(Source material)
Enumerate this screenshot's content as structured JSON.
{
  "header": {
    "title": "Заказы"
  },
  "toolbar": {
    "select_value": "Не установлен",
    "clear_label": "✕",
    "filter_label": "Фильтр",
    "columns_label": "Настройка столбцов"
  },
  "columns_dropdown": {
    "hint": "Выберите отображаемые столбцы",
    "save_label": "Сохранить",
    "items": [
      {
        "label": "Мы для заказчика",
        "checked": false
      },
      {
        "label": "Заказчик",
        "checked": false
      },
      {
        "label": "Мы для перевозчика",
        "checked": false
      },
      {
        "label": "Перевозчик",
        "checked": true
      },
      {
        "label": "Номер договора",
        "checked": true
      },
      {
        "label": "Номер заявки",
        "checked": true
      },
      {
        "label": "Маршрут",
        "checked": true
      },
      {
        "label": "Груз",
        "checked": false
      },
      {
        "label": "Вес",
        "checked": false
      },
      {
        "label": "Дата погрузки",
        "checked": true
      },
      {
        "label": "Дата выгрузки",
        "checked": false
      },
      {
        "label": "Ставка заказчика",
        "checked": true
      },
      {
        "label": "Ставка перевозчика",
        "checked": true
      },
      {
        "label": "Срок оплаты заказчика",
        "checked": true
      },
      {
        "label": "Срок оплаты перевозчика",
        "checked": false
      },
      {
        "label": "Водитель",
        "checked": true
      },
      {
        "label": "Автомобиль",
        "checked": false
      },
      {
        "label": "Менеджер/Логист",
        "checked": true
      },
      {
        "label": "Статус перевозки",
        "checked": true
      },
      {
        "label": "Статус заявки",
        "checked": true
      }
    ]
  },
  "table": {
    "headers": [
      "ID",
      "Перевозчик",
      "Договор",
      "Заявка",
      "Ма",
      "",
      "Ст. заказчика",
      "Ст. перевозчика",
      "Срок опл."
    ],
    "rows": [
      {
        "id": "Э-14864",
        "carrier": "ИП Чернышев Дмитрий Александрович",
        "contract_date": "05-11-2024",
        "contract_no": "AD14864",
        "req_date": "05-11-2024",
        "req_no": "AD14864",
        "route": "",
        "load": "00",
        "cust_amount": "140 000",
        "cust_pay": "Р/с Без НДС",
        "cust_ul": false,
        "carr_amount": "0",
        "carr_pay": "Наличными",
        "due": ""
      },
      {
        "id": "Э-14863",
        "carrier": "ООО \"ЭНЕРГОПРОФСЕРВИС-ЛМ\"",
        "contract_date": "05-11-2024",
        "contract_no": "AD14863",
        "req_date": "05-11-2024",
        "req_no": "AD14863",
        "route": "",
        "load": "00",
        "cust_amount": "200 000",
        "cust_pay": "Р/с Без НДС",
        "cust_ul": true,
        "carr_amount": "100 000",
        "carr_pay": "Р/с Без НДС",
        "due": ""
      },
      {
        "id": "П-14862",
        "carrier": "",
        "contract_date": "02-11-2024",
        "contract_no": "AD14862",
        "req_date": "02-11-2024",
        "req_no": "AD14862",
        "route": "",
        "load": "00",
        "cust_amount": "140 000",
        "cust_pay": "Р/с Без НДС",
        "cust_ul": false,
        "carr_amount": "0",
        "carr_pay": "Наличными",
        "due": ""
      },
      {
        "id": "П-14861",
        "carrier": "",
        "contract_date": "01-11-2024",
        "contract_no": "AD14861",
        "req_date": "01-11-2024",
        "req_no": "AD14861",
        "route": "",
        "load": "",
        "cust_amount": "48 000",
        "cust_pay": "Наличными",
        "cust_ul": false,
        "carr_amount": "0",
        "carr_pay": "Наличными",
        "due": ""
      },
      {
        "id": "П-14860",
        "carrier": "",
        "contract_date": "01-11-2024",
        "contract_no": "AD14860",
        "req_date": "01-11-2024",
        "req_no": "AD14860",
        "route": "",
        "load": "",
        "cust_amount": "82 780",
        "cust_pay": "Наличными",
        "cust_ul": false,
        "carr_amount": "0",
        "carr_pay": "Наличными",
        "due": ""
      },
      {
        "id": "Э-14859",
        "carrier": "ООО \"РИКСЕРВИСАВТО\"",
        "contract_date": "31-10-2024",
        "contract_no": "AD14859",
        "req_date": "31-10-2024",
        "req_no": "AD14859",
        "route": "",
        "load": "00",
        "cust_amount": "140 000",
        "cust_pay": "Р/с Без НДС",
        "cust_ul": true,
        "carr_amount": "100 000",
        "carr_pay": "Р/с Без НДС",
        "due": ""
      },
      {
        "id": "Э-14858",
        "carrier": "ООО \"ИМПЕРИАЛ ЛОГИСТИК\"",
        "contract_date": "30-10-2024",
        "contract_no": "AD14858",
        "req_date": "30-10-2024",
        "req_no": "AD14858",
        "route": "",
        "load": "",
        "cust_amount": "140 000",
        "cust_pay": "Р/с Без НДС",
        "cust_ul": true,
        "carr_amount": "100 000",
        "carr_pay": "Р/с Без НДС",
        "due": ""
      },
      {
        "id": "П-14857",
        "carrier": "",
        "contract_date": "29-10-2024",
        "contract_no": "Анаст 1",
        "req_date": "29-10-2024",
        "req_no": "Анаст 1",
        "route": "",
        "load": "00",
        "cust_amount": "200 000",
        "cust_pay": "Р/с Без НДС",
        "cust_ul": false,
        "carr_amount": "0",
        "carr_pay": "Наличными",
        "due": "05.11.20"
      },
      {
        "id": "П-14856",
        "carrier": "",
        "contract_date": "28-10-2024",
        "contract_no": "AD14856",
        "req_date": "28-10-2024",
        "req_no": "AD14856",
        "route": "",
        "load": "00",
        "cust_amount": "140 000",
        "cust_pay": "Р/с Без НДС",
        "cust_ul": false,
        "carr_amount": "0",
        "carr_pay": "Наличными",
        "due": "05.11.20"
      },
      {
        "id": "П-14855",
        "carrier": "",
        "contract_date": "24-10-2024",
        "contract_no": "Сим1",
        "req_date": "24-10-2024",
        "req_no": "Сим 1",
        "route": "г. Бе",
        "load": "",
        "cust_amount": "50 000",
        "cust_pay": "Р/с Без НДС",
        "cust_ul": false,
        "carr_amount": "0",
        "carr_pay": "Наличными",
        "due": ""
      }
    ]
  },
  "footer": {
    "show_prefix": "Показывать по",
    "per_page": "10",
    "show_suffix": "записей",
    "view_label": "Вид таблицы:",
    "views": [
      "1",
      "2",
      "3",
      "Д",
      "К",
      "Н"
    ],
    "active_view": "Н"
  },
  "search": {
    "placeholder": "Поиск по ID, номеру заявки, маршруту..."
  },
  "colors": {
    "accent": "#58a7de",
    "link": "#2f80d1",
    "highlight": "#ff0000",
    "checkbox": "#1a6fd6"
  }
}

(To do)
Extract the data exactly as given.

(Response to the exercise)
Enumerate this screenshot's content as structured JSON.
{
  "header": {
    "title": "Заказы"
  },
  "toolbar": {
    "select_value": "Не установлен",
    "clear_label": "✕",
    "filter_label": "Фильтр",
    "columns_label": "Настройка столбцов"
  },
  "columns_dropdown": {
    "hint": "Выберите отображаемые столбцы",
    "save_label": "Сохранить",
    "items": [
      {
        "label": "Мы для заказчика",
        "checked": false
      },
      {
        "label": "Заказчик",
        "checked": false
      },
      {
        "label": "Мы для перевозчика",
        "checked": false
      },
      {
        "label": "Перевозчик",
        "checked": true
      },
      {
        "label": "Номер договора",
        "checked": true
      },
      {
        "label": "Номер заявки",
        "checked": true
      },
      {
        "label": "Маршрут",
        "checked": true
      },
      {
        "label": "Груз",
        "checked": false
      },
      {
        "label": "Вес",
        "checked": false
      },
      {
        "label": "Дата погрузки",
        "checked": true
      },
      {
        "label": "Дата выгрузки",
        "checked": false
      },
      {
        "label": "Ставка заказчика",
        "checked": true
      },
      {
        "label": "Ставка перевозчика",
        "checked": true
      },
      {
        "label": "Срок оплаты заказчика",
        "checked": true
      },
      {
        "label": "Срок оплаты перевозчика",
        "checked": false
      },
      {
        "label": "Водитель",
        "checked": true
      },
      {
        "label": "Автомобиль",
        "checked": false
      },
      {
        "label": "Менеджер/Логист",
        "checked": true
      },
      {
        "label": "Статус перевозки",
        "checked": true
      },
      {
        "label": "Статус заявки",
        "checked": true
      }
    ]
  },
  "table": {
    "headers": [
      "ID",
      "Перевозчик",
      "Договор",
      "Заявка",
      "Ма",
      "",
      "Ст. заказчика",
      "Ст. перевозчика",
      "Срок опл."
    ],
    "rows": [
      {
        "id": "Э-14864",
        "carrier": "ИП Чернышев Дмитрий Александрович",
        "contract_date": "05-11-2024",
        "contract_no": "AD14864",
        "req_date": "05-11-2024",
        "req_no": "AD14864",
        "route": "",
        "load": "00",
        "cust_amount": "140 000",
        "cust_pay": "Р/с Без НДС",
        "cust_ul": false,
        "carr_amount": "0",
        "carr_pay": "Наличными",
        "due": ""
      },
      {
        "id": "Э-14863",
        "carrier": "ООО \"ЭНЕРГОПРОФСЕРВИС-ЛМ\"",
        "contract_date": "05-11-2024",
        "contract_no": "AD14863",
        "req_date": "05-11-2024",
        "req_no": "AD14863",
        "route": "",
        "load": "00",
        "cust_amount": "200 000",
        "cust_pay": "Р/с Без НДС",
        "cust_ul": true,
        "carr_amount": "100 000",
        "carr_pay": "Р/с Без НДС",
        "due": ""
      },
      {
        "id": "П-14862",
        "carrier": "",
        "contract_date": "02-11-2024",
        "contract_no": "AD14862",
        "req_date": "02-11-2024",
        "req_no": "AD14862",
        "route": "",
        "load": "00",
        "cust_amount": "140 000",
        "cust_pay": "Р/с Без НДС",
        "cust_ul": false,
        "carr_amount": "0",
        "carr_pay": "Наличными",
        "due": ""
      },
      {
        "id": "П-14861",
        "carrier": "",
        "contract_date": "01-11-2024",
        "contract_no": "AD14861",
        "req_date": "01-11-2024",
        "req_no": "AD14861",
        "route": "",
        "load": "",
        "cust_amount": "48 000",
        "cust_pay": "Наличными",
        "cust_ul": false,
        "carr_amount": "0",
        "carr_pay": "Наличными",
        "due": ""
      },
      {
        "id": "П-14860",
        "carrier": "",
        "contract_date": "01-11-2024",
        "contract_no": "AD14860",
        "req_date": "01-11-2024",
        "req_no": "AD14860",
        "route": "",
        "load": "",
        "cust_amount": "82 780",
        "cust_pay": "Наличными",
        "cust_ul": false,
        "carr_amount": "0",
        "carr_pay": "Наличными",
        "due": ""
      },
      {
        "id": "Э-14859",
        "carrier": "ООО \"РИКСЕРВИСАВТО\"",
        "contract_date": "31-10-2024",
        "contract_no": "AD14859",
        "req_date": "31-10-2024",
        "req_no": "AD14859",
        "route": "",
        "load": "00",
        "cust_amount": "140 000",
        "cust_pay": "Р/с Без НДС",
        "cust_ul": true,
        "carr_amount": "100 000",
        "carr_pay": "Р/с Без НДС",
        "due": ""
      },
      {
        "id": "Э-14858",
        "carrier": "ООО \"ИМПЕРИАЛ ЛОГИСТИК\"",
        "contract_date": "30-10-2024",
        "contract_no": "AD14858",
        "req_date": "30-10-2024",
        "req_no": "AD14858",
        "route": "",
        "load": "",
        "cust_amount": "140 000",
        "cust_pay": "Р/с Без НДС",
        "cust_ul": true,
        "carr_amount": "100 000",
        "carr_pay": "Р/с Без НДС",
        "due": ""
      },
      {
        "id": "П-14857",
        "carrier": "",
        "contract_date": "29-10-2024",
        "contract_no": "Анаст 1",
        "req_date": "29-10-2024",
        "req_no": "Анаст 1",
        "route": "",
        "load": "00",
        "cust_amount": "200 000",
        "cust_pay": "Р/с Без НДС",
        "cust_ul": false,
        "carr_amount": "0",
        "carr_pay": "Наличными",
        "due": "05.11.20"
      },
      {
        "id": "П-14856",
        "carrier": "",
        "contract_date": "28-10-2024",
        "contract_no": "AD14856",
        "req_date": "28-10-2024",
        "req_no": "AD14856",
        "route": "",
        "load": "00",
        "cust_amount": "140 000",
        "cust_pay": "Р/с Без НДС",
        "cust_ul": false,
        "carr_amount": "0",
        "carr_pay": "Наличными",
        "due": "05.11.20"
      },
      {
        "id": "П-14855",
        "carrier": "",
        "contract_date": "24-10-2024",
        "contract_no": "Сим1",
        "req_date": "24-10-2024",
        "req_no": "Сим 1",
        "route": "г. Бе",
        "load": "",
        "cust_amount": "50 000",
        "cust_pay": "Р/с Без НДС",
        "cust_ul": false,
        "carr_amount": "0",
        "carr_pay": "Наличными",
        "due": ""
      }
    ]
  },
  "footer": {
    "show_prefix": "Показывать по",
    "per_page": "10",
    "show_suffix": "записей",
    "view_label": "Вид таблицы:",
    "views": [
      "1",
      "2",
      "3",
      "Д",
      "К",
      "Н"
    ],
    "active_view": "Н"
  },
  "search": {
    "placeholder": "Поиск по ID, номеру заявки, маршруту..."
  },
  "colors": {
    "accent": "#58a7de",
    "link": "#2f80d1",
    "highlight": "#ff0000",
    "checkbox": "#1a6fd6"
  }
}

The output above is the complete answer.